(Recorded data)
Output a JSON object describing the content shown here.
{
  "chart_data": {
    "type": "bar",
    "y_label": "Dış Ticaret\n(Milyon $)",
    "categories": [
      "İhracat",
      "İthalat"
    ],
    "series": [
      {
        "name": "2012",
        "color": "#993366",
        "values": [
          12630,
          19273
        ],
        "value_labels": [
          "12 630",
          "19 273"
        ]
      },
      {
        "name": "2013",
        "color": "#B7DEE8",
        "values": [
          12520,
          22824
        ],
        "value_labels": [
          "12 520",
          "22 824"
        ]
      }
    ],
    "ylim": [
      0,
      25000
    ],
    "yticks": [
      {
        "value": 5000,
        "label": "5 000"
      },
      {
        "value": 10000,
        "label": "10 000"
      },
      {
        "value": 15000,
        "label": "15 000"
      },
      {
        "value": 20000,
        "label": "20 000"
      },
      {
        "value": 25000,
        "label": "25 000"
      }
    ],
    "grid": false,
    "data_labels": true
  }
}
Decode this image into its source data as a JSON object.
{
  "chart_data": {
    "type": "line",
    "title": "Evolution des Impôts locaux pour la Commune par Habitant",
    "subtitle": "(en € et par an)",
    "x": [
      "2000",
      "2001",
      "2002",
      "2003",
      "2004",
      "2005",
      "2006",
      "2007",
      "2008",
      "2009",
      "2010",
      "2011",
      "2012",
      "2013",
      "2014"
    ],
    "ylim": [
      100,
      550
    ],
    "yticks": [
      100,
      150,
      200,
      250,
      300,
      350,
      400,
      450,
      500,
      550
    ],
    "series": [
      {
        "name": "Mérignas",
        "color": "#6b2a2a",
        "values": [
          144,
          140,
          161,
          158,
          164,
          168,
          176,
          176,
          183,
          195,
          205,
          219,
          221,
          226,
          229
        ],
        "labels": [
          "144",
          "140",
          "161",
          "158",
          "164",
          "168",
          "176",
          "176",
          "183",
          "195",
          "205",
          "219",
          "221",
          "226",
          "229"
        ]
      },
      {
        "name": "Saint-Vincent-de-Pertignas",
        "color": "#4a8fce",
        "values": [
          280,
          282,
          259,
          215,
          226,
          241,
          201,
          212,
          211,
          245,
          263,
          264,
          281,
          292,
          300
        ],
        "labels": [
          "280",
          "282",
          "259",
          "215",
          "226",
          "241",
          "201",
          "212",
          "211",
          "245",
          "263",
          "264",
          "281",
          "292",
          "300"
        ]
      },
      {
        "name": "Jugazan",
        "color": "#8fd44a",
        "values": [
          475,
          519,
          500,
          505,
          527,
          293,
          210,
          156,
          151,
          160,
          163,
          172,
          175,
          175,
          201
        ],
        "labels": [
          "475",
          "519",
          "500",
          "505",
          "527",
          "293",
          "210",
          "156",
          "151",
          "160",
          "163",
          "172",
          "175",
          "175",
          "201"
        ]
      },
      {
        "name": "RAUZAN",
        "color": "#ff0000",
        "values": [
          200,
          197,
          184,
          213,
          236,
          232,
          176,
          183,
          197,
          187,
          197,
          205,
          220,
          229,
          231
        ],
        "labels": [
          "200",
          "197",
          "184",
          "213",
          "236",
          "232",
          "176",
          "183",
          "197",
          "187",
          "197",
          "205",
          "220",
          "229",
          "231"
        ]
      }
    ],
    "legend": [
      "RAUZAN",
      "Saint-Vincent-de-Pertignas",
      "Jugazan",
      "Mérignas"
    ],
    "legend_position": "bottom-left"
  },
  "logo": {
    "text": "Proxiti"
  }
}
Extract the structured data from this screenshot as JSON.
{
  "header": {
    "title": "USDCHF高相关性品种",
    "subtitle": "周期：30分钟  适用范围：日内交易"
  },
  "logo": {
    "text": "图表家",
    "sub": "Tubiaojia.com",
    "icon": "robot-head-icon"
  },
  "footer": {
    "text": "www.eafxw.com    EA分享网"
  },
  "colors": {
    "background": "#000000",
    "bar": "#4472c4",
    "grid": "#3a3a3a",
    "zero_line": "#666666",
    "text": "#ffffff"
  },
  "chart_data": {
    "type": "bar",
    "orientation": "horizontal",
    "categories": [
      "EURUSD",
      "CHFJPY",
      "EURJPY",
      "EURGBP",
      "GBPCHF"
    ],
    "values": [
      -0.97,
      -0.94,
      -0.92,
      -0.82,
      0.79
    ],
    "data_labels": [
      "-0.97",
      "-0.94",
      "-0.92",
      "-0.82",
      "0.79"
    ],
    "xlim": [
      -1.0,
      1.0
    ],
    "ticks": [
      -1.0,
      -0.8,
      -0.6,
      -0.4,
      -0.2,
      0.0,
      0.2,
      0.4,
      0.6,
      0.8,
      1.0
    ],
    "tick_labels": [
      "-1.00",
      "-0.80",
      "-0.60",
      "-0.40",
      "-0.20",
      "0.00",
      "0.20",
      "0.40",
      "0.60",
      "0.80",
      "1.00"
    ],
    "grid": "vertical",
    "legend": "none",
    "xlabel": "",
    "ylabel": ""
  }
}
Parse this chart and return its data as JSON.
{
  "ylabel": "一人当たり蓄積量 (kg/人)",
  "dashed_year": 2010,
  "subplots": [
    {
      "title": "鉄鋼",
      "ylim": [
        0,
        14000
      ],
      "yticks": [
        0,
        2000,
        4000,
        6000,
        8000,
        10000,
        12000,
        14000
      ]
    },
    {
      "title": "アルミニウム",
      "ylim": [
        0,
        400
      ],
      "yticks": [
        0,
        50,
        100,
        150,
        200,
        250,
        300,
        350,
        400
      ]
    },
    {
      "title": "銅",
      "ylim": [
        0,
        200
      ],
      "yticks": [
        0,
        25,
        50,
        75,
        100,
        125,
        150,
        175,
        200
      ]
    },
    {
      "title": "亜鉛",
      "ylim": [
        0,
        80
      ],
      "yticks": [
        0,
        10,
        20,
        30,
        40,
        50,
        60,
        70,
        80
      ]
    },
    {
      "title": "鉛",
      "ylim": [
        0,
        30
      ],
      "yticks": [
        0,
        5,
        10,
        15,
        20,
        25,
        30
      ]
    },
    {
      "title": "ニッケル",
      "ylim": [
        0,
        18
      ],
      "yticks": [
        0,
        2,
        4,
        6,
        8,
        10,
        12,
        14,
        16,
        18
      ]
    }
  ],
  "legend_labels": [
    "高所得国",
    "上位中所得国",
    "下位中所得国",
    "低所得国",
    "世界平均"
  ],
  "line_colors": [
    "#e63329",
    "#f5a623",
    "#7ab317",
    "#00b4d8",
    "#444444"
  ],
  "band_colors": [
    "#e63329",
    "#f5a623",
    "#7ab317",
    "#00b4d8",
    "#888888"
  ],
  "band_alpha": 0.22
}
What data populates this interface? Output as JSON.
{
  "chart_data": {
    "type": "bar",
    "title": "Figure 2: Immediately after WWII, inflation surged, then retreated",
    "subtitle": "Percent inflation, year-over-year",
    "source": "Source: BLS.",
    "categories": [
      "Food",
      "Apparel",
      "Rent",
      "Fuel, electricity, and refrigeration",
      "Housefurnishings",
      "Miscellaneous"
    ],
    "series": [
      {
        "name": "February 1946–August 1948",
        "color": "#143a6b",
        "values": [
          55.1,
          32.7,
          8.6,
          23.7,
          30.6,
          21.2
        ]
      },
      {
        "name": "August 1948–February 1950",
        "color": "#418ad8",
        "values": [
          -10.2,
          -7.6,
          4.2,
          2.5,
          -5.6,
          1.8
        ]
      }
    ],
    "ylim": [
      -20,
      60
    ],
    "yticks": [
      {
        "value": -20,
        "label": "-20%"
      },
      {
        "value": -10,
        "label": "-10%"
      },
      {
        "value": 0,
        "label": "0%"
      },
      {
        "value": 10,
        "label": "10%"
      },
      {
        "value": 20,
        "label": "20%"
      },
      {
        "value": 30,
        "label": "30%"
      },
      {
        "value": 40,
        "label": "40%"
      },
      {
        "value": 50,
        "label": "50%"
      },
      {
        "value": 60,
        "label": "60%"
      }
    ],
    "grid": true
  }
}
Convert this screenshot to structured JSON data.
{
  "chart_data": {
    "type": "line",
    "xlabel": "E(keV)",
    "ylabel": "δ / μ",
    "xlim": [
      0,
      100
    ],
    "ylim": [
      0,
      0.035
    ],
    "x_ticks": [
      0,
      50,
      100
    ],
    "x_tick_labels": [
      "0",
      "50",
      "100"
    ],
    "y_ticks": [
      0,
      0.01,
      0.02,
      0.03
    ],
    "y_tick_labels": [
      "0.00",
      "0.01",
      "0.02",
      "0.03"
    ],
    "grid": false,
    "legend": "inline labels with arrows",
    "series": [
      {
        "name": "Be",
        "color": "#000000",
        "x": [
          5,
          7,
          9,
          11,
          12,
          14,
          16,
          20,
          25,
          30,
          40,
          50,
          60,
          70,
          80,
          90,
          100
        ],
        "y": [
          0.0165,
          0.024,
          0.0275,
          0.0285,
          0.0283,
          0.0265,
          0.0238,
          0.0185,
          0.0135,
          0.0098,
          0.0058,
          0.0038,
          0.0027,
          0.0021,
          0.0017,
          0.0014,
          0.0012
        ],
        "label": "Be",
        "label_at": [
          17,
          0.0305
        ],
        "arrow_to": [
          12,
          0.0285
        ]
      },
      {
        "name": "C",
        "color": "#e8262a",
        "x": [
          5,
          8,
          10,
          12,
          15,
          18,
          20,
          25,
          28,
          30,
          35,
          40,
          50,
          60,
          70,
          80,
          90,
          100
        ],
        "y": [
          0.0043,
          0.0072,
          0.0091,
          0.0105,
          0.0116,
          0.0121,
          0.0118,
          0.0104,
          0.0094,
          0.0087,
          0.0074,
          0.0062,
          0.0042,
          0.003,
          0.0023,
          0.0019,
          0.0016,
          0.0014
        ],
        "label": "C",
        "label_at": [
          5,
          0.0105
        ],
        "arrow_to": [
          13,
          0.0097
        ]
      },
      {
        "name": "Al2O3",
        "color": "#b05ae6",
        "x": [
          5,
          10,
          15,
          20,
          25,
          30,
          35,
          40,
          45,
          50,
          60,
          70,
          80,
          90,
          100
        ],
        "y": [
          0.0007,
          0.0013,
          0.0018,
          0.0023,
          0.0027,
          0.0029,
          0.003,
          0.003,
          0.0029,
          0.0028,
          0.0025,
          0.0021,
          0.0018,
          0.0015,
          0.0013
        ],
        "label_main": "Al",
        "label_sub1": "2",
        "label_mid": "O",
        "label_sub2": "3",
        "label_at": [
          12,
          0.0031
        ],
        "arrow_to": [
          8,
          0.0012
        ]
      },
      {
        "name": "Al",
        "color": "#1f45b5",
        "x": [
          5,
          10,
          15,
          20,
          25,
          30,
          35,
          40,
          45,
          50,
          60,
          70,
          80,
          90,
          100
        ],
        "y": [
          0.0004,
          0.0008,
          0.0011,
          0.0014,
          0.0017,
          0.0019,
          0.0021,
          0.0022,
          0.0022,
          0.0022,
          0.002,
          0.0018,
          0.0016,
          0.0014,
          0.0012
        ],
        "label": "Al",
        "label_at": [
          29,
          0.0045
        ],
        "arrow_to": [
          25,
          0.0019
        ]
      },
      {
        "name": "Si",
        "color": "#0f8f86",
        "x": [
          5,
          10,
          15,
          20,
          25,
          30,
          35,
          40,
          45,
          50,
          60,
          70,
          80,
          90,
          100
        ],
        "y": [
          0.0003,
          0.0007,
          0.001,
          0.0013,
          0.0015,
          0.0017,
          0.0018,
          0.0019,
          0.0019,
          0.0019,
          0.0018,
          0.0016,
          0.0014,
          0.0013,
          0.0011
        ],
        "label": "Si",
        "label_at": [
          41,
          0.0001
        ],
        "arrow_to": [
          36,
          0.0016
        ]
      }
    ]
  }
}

WHAT THE TASK REQUIRES: Find the string "subtitle" in the records, then copy each line where it occurs.

SOLUTION BELOW:
    "subtitle": "(en € et par an)",
    "subtitle": "周期：30分钟  适用范围：日内交易"
    "subtitle": "Percent inflation, year-over-year",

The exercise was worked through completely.